WHAT IS NEEDED - In the data below, find every line that has the string "powietrza", and copy it.

(Source records)
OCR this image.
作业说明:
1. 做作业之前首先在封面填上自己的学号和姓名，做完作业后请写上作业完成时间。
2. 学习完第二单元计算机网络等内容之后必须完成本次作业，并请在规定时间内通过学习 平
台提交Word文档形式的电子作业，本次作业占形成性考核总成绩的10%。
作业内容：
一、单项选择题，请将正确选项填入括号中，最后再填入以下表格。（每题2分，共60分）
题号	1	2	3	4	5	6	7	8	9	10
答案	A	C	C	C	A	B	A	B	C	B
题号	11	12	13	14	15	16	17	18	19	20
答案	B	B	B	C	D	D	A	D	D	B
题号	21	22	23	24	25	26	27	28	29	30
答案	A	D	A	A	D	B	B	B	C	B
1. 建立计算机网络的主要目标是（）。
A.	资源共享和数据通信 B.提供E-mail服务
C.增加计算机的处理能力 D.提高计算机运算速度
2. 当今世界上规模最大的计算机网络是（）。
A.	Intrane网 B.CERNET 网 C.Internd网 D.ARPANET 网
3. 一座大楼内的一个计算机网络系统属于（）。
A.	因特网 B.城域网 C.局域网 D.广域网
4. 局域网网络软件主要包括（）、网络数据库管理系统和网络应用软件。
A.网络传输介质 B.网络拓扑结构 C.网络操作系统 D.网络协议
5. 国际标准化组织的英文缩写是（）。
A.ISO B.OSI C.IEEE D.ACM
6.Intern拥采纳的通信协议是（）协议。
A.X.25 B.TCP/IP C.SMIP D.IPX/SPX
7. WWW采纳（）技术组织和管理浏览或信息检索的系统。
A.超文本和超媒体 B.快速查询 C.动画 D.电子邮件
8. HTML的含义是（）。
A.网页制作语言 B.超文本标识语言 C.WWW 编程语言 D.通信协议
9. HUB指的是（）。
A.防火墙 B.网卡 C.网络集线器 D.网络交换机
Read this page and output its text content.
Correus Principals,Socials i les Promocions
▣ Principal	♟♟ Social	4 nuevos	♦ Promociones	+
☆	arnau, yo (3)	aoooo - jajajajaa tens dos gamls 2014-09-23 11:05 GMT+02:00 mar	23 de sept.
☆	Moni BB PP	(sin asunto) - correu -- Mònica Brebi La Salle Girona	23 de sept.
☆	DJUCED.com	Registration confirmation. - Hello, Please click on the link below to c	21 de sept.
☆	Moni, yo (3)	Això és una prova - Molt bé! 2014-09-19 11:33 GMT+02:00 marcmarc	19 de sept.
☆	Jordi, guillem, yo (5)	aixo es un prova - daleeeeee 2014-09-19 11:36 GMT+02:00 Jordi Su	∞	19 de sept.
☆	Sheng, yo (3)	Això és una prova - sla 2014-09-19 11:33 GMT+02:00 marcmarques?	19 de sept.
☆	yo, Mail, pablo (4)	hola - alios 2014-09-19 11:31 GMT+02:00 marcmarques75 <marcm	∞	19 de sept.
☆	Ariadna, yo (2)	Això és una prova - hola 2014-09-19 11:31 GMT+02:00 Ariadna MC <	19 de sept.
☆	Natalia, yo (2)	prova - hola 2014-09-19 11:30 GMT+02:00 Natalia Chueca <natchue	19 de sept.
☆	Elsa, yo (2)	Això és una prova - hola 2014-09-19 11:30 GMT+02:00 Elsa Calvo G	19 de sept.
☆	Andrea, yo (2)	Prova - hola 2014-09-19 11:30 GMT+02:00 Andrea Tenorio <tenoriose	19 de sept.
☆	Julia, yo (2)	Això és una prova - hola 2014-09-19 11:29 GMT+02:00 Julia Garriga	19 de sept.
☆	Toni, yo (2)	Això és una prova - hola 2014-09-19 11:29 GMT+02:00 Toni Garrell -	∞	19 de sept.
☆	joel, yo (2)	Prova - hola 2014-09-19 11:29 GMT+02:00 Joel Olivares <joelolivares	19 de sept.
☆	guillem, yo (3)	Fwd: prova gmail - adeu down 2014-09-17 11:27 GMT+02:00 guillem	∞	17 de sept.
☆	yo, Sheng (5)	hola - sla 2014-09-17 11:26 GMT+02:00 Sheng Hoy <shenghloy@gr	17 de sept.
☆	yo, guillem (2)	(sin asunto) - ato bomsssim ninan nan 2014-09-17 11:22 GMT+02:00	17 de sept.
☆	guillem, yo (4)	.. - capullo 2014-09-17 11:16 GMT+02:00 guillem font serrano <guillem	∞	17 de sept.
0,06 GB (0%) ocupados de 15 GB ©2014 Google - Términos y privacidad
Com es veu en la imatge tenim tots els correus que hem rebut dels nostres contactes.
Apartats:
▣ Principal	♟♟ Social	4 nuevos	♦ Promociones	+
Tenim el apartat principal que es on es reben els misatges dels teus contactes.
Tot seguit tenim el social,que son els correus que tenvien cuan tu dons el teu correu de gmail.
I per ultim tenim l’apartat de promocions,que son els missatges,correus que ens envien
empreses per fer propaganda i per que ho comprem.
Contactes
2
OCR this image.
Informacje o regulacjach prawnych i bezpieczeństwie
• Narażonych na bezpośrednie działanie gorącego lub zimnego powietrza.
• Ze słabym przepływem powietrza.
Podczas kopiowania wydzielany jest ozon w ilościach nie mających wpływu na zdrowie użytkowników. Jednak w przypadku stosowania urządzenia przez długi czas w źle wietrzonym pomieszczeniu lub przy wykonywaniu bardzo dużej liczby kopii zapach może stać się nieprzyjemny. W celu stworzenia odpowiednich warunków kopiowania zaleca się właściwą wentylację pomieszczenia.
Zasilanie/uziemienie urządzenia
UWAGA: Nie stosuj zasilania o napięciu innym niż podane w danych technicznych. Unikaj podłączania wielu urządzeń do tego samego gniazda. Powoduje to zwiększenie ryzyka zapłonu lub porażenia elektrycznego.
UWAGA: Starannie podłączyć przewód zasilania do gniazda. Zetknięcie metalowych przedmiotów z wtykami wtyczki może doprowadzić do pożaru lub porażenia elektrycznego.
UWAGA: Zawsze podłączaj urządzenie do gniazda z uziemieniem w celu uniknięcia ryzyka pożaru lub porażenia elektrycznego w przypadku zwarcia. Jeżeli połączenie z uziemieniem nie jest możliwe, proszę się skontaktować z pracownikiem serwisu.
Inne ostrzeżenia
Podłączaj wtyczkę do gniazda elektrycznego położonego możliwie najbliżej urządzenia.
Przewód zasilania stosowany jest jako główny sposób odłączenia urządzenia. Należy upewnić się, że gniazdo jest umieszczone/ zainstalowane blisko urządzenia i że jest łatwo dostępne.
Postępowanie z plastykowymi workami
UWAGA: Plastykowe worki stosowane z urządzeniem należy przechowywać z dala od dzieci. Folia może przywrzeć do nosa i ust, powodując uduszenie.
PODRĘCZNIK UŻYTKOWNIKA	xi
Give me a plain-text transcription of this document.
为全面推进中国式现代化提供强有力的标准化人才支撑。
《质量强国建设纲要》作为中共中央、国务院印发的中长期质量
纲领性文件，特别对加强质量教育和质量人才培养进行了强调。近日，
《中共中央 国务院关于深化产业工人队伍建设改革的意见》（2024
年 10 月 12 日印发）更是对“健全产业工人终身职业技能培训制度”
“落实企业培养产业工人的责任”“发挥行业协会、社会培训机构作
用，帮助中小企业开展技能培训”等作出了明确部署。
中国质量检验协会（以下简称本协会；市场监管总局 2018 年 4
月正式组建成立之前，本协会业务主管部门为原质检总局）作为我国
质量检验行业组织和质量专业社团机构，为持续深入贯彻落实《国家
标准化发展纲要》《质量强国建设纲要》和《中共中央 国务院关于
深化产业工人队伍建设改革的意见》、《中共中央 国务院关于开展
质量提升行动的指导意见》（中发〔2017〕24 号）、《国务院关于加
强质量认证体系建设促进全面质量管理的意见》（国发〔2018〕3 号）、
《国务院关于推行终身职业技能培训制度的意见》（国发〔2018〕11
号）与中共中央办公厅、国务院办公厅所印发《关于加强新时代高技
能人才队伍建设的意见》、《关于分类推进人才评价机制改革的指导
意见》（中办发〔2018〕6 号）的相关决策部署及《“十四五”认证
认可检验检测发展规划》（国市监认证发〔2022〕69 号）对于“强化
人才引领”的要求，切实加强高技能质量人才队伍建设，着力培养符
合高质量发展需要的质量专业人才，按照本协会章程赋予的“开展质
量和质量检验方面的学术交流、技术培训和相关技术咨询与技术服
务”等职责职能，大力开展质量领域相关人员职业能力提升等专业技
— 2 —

SOLVED PROBLEM -
• Narażonych na bezpośrednie działanie gorącego lub zimnego powietrza.
• Ze słabym przepływem powietrza.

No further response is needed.